— START Material for this exercise —

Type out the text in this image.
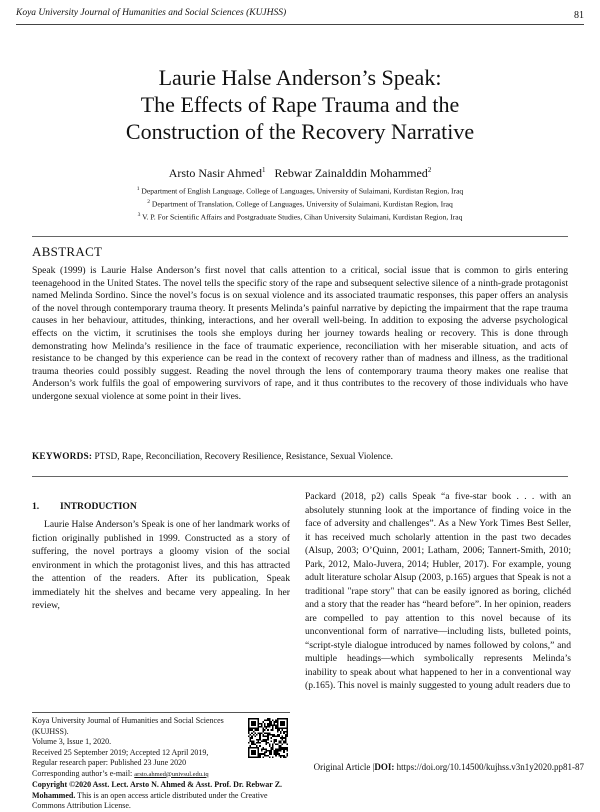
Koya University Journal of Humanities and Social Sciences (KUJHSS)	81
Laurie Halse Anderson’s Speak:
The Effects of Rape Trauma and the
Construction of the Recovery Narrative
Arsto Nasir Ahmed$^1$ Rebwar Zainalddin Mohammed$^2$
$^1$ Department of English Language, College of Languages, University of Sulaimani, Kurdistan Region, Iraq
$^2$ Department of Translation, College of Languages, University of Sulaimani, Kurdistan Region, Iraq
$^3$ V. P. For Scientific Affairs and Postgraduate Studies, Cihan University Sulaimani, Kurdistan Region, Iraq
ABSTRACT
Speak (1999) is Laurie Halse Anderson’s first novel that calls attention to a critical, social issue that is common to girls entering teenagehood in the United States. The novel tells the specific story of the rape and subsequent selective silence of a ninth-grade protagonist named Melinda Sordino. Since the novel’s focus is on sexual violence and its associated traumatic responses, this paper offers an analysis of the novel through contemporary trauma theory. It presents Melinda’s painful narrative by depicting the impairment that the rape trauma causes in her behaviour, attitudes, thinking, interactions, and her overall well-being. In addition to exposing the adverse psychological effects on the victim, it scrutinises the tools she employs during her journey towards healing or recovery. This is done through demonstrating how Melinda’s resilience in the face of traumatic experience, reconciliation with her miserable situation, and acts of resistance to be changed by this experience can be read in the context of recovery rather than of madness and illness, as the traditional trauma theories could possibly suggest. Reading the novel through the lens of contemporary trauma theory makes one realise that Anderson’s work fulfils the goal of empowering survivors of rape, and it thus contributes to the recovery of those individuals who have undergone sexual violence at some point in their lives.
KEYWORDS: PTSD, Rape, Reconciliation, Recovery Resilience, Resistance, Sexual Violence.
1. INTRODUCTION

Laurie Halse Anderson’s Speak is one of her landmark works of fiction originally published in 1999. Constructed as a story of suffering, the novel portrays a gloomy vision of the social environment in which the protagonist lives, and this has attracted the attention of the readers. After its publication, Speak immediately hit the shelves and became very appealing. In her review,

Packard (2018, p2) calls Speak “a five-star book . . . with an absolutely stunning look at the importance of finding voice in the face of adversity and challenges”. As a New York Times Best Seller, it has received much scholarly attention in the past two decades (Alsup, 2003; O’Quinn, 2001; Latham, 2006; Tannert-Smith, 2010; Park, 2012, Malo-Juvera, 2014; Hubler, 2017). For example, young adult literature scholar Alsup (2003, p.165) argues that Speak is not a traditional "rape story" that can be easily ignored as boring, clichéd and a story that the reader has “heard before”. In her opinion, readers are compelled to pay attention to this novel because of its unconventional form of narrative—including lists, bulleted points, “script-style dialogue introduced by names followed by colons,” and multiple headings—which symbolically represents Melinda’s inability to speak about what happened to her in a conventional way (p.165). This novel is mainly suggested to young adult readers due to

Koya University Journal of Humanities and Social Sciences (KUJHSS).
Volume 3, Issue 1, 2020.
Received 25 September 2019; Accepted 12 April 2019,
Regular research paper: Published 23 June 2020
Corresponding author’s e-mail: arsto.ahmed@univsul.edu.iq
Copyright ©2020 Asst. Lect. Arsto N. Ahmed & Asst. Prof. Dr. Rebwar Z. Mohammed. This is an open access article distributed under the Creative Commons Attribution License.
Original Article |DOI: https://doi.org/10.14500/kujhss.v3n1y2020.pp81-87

— END Material for this exercise —
— START Material for this exercise —

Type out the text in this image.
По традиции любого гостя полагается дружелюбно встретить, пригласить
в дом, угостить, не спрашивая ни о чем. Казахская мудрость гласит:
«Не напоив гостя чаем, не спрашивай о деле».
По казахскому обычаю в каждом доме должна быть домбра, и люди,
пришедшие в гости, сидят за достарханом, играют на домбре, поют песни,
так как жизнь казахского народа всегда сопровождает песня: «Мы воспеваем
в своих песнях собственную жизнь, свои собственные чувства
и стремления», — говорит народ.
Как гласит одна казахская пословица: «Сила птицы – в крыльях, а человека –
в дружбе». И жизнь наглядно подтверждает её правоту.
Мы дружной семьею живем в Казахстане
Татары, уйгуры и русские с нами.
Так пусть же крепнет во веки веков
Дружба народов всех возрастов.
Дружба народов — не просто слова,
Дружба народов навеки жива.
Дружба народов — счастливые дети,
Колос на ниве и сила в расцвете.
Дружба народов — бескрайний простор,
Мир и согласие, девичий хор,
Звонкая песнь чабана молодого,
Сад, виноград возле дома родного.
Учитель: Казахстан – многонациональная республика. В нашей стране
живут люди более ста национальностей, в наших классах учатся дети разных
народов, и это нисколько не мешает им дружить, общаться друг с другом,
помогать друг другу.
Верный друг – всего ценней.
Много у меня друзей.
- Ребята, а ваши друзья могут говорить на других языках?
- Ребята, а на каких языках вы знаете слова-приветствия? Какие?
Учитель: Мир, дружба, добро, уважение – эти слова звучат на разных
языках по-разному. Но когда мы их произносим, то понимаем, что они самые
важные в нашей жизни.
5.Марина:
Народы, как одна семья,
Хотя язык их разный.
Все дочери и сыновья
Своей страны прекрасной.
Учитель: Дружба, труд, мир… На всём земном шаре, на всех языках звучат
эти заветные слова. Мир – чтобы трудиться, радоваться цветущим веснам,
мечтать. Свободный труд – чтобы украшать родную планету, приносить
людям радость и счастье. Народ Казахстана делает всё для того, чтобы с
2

— END Material for this exercise —

Stated exercise —
Determine how many lines include the string "Mohammed". Give no answer but the number.

Final answer —
2